■ Stated problem ■
Within the data below, state how many lines contain the string "систем". Provide the number only.

■ Extracted material ■
===============
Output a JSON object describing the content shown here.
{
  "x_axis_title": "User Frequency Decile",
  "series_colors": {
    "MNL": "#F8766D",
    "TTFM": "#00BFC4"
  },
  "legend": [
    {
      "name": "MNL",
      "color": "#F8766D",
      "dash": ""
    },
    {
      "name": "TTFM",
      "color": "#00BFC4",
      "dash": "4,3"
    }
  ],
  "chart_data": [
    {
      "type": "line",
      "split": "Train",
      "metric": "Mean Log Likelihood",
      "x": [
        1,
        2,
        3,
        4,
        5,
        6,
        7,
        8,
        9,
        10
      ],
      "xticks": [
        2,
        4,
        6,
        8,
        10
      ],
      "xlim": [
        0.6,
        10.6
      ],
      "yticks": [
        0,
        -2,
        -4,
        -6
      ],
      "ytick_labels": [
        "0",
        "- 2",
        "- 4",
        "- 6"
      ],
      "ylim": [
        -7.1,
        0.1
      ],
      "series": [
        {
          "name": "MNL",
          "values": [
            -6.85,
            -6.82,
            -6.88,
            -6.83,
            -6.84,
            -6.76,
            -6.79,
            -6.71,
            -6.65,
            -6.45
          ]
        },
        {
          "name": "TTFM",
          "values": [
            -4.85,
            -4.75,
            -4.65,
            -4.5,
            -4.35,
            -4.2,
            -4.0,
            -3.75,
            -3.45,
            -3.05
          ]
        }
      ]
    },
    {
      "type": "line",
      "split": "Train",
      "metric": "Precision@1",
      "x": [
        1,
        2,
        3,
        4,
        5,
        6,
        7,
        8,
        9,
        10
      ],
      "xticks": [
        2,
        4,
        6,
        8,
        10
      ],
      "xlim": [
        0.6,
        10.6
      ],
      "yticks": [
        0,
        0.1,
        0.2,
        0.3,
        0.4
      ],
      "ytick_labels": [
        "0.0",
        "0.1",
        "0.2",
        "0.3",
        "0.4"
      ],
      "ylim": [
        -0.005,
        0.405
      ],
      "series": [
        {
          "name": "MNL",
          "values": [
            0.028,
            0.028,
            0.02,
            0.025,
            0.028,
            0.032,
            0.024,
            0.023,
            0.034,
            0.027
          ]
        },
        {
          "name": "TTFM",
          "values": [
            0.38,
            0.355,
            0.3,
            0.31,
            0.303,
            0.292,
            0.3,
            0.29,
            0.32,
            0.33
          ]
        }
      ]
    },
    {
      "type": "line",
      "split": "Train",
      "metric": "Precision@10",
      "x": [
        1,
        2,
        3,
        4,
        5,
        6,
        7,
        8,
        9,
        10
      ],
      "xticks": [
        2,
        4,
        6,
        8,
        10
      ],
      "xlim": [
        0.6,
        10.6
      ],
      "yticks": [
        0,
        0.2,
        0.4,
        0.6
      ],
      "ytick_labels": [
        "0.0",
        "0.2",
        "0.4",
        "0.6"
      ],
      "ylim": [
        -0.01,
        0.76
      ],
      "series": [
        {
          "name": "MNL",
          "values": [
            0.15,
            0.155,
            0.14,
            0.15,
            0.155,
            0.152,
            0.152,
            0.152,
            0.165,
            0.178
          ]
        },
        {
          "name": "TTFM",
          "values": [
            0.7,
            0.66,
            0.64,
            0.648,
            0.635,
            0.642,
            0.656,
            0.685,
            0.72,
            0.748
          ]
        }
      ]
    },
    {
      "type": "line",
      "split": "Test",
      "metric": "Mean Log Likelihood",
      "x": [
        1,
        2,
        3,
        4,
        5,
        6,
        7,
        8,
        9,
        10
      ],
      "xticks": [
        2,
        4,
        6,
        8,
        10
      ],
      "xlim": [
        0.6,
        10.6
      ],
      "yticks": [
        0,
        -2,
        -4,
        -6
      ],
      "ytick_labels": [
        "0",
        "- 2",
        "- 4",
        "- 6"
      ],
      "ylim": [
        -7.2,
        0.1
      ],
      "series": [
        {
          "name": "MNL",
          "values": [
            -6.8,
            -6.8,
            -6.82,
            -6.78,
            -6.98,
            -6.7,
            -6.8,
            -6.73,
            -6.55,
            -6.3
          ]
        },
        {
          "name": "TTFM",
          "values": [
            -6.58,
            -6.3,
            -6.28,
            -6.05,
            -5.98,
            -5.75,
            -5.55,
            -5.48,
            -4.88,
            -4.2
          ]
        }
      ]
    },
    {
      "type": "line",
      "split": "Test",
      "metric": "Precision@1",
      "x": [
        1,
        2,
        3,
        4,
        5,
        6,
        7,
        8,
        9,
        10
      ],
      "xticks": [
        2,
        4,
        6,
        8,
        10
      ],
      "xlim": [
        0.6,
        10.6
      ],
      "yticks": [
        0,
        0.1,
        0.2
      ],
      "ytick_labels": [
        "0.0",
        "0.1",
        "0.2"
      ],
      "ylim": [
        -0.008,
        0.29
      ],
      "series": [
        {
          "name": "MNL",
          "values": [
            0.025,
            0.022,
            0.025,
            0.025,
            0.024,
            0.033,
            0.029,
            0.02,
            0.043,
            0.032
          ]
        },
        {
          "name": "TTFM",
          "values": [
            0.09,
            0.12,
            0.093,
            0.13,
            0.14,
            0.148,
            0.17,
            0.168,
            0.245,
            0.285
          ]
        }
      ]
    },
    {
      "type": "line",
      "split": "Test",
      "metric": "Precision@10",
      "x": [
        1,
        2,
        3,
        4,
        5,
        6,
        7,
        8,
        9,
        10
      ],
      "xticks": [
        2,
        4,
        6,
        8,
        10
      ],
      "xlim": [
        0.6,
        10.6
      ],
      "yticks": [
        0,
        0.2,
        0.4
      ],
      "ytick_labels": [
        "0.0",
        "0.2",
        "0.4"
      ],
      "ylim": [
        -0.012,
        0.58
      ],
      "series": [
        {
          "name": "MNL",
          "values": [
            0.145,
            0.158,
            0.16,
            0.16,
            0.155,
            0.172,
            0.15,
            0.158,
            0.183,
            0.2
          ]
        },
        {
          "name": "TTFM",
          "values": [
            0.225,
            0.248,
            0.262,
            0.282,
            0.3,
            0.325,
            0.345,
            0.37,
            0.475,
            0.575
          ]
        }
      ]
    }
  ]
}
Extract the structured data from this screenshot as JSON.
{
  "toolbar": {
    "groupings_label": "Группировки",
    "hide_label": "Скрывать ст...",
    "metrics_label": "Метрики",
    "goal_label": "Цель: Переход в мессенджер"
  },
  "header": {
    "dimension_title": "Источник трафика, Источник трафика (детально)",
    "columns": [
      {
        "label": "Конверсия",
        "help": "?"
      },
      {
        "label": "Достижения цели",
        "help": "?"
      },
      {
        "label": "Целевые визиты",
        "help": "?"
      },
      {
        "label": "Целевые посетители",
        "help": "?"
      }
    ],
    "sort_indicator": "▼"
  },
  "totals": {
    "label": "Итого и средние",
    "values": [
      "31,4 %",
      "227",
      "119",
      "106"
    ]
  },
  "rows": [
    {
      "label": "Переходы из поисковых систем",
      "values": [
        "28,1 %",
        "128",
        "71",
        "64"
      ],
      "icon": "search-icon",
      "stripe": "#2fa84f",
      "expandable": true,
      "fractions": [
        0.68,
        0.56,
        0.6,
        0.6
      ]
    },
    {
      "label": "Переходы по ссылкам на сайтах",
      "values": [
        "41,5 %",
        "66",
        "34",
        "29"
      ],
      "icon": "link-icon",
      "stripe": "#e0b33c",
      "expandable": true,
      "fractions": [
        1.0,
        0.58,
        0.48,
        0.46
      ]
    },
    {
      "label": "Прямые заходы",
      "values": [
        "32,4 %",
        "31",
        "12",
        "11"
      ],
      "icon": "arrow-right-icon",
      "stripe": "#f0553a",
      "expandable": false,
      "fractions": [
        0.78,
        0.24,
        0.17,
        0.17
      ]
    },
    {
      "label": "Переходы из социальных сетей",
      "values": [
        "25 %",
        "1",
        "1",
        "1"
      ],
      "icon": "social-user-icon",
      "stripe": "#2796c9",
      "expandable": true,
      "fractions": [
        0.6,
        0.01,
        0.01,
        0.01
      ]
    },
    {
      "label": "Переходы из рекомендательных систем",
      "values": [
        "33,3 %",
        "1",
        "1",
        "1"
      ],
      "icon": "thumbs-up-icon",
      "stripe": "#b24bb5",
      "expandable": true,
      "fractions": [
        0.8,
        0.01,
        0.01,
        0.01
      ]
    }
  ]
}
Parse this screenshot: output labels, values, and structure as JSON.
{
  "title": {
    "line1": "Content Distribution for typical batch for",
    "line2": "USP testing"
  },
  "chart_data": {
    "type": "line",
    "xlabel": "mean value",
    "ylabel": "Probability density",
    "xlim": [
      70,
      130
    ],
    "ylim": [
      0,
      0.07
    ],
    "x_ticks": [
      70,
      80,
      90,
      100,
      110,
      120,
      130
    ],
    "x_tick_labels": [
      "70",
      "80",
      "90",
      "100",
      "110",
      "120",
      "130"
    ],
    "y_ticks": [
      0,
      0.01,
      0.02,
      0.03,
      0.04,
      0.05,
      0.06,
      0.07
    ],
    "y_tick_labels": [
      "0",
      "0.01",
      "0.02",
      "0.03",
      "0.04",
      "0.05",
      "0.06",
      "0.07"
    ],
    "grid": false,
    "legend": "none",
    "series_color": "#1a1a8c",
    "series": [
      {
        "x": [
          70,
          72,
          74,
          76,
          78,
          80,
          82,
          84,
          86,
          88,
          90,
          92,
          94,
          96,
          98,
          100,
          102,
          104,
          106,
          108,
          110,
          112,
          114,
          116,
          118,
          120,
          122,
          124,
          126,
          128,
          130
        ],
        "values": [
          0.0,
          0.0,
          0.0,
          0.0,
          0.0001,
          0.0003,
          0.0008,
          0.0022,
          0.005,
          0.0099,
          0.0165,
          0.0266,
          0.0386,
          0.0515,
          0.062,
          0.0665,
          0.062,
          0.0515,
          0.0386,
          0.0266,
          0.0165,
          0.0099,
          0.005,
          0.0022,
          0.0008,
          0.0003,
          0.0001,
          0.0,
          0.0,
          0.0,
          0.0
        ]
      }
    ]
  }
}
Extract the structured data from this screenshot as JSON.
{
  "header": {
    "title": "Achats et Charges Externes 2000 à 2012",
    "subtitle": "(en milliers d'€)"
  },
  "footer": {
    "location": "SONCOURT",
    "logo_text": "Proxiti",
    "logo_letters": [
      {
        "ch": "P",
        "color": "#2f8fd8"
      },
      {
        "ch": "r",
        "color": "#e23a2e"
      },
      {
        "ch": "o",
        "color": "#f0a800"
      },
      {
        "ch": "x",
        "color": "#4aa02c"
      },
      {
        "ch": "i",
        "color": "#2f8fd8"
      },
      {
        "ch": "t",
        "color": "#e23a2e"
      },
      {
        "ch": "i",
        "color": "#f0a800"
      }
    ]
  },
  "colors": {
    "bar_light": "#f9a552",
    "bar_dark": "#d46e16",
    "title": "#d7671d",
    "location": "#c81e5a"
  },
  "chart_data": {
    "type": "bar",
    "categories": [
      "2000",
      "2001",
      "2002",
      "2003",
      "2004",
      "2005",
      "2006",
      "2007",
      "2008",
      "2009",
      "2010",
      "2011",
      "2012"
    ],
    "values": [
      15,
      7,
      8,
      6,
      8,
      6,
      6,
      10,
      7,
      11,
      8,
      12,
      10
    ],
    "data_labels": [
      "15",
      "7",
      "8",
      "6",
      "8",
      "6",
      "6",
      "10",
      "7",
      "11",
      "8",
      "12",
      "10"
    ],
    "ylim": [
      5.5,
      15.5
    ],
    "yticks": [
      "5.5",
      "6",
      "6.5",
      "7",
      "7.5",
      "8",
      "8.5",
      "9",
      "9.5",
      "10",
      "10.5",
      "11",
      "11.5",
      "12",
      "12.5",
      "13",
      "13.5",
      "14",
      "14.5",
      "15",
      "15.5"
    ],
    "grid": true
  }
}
===============
■ Answer to this exercise ■
2